--- BEGIN ---
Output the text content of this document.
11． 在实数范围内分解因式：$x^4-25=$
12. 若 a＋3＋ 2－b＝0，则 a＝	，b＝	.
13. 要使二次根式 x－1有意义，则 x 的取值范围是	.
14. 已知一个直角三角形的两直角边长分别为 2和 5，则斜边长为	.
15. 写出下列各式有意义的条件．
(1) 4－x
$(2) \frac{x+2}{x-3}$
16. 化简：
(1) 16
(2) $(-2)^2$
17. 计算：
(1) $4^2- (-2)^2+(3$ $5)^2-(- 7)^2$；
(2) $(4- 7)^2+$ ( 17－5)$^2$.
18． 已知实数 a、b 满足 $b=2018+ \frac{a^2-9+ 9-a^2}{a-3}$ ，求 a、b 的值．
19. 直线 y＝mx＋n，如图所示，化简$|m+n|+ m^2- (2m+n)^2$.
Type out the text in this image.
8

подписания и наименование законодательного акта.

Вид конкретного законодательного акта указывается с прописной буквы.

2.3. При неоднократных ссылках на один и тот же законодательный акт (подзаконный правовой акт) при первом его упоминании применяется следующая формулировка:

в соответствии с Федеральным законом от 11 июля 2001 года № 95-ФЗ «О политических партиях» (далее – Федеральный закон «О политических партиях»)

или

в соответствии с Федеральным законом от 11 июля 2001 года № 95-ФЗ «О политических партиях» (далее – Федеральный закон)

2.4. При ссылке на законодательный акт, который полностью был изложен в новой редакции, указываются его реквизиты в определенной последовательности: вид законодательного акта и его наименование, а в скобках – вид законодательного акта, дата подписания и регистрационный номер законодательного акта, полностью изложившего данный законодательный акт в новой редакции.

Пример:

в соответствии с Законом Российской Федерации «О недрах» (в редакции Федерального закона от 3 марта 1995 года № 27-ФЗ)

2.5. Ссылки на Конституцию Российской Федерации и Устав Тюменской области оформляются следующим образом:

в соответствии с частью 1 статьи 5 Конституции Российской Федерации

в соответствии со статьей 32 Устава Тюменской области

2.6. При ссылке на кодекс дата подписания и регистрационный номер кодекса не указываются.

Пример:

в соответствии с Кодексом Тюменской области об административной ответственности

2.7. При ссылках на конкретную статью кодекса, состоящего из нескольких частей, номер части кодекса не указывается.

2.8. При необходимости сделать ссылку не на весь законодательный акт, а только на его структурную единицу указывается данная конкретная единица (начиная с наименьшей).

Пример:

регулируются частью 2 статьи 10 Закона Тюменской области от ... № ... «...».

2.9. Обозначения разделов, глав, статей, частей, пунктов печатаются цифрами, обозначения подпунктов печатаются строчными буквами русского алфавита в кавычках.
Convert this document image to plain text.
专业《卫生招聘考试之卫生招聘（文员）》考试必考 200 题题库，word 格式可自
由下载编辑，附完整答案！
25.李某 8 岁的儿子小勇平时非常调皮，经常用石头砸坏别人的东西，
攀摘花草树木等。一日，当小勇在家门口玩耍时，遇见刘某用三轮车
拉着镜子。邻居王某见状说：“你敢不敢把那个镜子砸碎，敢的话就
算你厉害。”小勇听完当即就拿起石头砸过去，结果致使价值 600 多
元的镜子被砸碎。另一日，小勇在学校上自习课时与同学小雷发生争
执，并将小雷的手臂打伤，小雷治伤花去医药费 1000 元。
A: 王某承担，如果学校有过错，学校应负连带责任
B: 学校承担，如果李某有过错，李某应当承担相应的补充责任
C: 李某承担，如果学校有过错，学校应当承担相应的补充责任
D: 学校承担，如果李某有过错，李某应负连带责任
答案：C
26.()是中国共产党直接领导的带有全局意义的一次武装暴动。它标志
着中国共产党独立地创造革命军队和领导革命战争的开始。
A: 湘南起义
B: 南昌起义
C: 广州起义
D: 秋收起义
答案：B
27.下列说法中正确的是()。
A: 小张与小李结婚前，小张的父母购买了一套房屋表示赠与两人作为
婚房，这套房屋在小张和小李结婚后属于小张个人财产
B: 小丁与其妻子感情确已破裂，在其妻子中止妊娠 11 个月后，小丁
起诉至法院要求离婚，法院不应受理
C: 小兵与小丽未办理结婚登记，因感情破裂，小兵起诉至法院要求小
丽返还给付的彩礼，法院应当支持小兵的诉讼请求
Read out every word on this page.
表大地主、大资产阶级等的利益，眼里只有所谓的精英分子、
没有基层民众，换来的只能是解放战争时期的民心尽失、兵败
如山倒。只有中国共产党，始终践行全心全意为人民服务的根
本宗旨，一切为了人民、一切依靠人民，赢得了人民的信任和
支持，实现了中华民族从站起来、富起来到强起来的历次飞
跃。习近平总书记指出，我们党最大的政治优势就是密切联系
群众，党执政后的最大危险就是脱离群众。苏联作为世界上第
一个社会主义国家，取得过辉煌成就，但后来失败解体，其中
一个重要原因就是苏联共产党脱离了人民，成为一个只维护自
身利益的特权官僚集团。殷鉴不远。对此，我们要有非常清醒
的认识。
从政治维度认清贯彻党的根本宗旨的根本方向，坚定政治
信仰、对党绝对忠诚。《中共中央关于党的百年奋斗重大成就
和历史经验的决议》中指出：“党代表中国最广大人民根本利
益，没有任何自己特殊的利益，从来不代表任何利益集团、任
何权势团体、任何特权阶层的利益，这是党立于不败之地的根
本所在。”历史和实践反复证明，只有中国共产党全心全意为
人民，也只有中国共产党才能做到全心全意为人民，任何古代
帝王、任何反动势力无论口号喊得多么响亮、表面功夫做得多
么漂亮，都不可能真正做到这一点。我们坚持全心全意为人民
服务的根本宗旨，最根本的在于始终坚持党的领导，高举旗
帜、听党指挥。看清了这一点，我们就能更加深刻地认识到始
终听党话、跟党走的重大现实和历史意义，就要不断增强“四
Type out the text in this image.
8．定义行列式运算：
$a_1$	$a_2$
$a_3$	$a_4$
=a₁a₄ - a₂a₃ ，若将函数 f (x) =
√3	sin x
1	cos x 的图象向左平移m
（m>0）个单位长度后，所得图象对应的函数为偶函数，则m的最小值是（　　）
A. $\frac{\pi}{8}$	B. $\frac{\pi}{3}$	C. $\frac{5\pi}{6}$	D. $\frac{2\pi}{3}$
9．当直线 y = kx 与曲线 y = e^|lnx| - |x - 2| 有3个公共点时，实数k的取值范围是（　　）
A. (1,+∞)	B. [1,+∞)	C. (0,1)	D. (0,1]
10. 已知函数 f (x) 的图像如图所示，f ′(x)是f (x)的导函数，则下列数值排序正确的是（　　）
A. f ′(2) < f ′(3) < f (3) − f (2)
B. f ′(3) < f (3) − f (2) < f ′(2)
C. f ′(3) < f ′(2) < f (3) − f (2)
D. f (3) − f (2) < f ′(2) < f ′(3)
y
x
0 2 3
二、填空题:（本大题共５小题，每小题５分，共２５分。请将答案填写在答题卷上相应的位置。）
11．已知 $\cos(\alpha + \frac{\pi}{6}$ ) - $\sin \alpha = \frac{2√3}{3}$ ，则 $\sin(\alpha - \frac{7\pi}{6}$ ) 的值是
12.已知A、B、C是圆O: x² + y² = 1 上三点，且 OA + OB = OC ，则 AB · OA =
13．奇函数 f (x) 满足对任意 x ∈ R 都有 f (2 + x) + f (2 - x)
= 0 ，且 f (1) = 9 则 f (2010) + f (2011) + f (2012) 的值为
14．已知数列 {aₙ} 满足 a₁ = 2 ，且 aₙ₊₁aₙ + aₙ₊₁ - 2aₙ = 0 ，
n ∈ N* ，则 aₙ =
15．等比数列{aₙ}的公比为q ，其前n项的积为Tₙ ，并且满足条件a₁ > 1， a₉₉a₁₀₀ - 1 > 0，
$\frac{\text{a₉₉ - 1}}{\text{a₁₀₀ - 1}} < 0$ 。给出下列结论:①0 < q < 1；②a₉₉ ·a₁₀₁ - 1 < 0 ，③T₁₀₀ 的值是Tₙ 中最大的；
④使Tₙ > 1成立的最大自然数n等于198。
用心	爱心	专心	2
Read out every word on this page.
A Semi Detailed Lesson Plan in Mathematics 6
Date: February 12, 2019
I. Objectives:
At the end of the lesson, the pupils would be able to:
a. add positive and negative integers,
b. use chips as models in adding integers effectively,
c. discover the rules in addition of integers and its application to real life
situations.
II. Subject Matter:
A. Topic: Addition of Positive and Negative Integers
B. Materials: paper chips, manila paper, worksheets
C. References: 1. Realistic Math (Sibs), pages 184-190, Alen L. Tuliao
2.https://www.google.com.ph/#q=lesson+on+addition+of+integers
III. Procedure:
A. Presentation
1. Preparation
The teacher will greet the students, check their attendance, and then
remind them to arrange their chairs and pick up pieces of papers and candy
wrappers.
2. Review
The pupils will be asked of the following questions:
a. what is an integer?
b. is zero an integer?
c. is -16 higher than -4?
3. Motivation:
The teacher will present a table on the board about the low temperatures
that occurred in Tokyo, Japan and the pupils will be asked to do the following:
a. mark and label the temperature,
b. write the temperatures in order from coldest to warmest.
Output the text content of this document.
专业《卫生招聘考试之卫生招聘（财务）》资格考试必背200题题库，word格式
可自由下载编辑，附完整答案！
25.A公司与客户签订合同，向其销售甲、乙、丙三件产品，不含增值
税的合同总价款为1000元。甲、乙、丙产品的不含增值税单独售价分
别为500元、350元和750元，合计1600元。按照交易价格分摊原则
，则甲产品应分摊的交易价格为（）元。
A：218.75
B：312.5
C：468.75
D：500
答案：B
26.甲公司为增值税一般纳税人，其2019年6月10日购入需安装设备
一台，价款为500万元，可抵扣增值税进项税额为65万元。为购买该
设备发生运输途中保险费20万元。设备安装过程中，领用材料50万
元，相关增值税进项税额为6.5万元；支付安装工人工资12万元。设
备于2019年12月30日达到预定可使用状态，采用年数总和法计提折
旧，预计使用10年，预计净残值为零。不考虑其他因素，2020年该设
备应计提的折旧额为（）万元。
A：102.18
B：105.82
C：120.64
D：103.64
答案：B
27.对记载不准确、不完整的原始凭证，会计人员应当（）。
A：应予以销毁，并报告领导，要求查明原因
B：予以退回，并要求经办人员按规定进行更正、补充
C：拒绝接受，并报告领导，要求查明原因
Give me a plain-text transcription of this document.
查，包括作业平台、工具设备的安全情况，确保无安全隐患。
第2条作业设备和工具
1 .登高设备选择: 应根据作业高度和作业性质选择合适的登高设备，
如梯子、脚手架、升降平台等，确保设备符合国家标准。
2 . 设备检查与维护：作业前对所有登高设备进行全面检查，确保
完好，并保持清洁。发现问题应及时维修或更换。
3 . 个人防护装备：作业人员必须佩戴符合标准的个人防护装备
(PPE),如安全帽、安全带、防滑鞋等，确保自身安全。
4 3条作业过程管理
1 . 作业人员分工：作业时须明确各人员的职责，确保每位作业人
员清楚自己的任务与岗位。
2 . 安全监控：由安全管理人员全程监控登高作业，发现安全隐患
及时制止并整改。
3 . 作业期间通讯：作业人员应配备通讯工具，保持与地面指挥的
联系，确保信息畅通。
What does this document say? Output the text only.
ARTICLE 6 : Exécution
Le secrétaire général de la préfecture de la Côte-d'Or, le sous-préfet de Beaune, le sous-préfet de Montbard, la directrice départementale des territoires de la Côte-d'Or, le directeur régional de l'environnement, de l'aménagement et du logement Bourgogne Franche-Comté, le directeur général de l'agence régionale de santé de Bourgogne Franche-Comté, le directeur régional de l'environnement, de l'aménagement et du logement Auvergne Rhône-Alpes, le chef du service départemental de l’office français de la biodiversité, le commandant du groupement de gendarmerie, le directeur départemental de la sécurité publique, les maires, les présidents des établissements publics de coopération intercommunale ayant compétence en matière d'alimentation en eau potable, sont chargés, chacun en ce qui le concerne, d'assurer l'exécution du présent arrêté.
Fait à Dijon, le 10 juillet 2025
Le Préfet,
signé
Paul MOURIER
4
--- END ---
Gather each line of the listing that holds the string "дата".

● Result of this task
2.4. При ссылке на законодательный акт, который полностью был изложен в новой редакции, указываются его реквизиты в определенной последовательности: вид законодательного акта и его наименование, а в скобках – вид законодательного акта, дата подписания и регистрационный номер законодательного акта, полностью изложившего данный законодательный акт в новой редакции.
2.6. При ссылке на кодекс дата подписания и регистрационный номер кодекса не указываются.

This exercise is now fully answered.